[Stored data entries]
——————————
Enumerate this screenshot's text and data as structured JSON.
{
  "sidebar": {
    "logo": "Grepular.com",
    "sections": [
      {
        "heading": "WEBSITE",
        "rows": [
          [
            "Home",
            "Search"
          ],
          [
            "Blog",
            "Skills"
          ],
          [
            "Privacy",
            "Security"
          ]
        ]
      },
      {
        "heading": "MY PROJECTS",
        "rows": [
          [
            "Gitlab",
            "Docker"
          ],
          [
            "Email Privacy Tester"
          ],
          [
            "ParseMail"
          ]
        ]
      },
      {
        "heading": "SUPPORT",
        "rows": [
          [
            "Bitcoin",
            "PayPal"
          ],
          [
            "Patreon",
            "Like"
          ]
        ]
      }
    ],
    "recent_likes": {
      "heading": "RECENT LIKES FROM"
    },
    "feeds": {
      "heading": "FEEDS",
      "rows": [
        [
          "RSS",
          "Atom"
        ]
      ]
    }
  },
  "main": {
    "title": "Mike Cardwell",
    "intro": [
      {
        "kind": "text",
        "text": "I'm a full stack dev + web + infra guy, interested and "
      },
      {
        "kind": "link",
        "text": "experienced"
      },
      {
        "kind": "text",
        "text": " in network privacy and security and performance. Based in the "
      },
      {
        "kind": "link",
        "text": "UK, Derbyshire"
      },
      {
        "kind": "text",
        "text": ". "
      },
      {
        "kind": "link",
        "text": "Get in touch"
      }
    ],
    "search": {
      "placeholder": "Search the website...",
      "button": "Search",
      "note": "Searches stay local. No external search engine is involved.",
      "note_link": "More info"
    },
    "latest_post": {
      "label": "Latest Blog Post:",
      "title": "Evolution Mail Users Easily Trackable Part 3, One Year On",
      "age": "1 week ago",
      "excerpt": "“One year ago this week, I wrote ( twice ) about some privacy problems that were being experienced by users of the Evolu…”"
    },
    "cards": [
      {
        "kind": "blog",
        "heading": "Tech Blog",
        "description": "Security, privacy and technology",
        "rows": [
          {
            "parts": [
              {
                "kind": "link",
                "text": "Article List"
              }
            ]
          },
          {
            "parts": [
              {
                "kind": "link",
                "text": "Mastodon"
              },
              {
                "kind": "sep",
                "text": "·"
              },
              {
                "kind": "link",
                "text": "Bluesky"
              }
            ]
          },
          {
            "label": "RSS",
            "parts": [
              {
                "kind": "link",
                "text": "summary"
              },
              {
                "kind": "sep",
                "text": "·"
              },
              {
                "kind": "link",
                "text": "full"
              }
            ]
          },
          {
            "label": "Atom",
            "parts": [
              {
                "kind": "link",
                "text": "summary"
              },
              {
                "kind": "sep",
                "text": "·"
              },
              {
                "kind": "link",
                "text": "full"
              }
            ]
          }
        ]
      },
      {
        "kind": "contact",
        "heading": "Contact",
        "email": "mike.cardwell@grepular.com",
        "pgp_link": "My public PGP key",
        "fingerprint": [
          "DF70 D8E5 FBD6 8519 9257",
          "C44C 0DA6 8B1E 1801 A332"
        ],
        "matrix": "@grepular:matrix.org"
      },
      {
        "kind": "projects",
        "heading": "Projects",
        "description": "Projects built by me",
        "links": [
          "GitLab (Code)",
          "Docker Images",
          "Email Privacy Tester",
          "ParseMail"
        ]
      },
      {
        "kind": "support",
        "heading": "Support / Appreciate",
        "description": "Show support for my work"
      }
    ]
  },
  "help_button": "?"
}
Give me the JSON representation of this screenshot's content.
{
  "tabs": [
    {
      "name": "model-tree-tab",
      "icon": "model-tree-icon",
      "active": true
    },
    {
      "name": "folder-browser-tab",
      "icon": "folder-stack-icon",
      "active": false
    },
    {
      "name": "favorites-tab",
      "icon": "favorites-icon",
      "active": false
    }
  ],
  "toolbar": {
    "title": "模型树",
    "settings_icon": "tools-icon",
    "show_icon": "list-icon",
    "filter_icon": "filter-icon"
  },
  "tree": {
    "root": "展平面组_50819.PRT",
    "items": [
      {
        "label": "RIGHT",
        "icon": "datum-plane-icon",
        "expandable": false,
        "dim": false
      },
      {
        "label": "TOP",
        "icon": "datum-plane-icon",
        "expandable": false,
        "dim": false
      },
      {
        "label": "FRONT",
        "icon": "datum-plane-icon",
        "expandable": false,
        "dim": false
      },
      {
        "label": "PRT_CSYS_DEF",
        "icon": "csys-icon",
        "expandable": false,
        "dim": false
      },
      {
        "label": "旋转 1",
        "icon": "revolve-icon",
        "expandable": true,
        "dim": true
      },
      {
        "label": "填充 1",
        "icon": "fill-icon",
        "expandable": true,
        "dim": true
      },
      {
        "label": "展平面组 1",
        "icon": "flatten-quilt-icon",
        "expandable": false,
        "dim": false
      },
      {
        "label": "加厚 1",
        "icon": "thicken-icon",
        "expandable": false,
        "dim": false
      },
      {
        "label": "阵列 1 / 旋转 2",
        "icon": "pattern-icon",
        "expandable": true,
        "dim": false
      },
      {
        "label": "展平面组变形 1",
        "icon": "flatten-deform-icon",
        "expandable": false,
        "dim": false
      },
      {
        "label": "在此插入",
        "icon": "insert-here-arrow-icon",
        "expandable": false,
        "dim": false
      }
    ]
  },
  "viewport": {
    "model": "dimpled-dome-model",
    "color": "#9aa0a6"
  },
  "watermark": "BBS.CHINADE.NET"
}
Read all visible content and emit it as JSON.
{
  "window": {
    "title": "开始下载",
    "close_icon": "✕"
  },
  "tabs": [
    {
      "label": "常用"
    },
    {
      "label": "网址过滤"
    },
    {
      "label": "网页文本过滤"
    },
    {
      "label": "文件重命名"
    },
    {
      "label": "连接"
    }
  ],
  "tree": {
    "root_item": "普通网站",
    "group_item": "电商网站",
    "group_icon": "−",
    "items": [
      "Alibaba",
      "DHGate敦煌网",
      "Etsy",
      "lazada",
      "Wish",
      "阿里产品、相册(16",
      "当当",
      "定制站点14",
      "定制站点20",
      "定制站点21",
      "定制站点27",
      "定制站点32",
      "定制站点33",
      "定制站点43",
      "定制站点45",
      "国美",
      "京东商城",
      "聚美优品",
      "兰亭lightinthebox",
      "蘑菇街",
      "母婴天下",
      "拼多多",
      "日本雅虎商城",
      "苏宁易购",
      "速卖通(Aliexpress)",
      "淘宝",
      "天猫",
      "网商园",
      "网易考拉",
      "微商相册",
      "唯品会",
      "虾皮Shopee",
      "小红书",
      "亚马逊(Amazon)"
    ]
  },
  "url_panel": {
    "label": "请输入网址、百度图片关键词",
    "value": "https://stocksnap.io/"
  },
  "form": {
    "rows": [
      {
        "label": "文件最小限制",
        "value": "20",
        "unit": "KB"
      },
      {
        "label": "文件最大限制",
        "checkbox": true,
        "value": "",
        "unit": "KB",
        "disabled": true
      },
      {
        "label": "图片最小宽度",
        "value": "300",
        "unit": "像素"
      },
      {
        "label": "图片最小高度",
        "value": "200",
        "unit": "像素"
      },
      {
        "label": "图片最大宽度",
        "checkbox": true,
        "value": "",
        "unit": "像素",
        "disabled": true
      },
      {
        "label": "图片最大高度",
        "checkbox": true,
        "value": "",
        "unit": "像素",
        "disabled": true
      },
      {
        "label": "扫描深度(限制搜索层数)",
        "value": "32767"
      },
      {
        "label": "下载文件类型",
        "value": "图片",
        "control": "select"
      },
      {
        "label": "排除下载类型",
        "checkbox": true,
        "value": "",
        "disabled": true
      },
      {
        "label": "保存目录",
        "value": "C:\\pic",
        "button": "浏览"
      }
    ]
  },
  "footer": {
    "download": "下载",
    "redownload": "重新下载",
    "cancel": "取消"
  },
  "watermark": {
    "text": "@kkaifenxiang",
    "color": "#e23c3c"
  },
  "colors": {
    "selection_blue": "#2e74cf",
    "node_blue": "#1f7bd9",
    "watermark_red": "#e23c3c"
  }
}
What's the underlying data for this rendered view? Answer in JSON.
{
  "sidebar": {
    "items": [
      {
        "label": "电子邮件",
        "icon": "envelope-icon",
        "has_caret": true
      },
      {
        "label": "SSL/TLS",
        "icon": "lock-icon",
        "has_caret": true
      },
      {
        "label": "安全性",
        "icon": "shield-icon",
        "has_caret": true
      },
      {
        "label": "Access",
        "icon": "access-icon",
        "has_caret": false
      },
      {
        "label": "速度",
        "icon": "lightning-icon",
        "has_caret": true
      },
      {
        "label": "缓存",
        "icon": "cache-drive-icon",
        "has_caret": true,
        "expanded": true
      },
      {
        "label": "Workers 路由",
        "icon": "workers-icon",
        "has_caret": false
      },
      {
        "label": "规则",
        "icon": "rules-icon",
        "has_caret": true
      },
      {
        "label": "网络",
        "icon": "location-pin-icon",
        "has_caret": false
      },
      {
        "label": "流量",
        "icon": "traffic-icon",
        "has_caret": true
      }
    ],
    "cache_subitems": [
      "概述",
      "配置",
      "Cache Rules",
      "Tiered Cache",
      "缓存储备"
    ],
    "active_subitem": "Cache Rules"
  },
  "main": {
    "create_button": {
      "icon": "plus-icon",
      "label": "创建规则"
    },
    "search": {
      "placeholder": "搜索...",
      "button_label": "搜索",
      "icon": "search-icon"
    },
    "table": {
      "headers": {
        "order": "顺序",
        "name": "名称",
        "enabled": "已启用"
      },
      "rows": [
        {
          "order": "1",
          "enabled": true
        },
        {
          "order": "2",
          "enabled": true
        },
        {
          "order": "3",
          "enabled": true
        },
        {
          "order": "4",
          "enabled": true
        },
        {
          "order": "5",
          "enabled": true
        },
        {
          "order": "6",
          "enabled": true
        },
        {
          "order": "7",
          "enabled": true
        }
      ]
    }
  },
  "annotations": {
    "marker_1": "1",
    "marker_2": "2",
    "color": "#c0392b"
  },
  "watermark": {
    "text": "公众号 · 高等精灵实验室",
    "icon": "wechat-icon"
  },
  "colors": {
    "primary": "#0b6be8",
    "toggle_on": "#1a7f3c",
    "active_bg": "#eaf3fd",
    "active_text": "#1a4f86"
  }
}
——————————
### GIVEN PROBLEM
Among the entries, how many lines include the word "this"? Answer with a single number and nothing further.

### THE ANSWER
4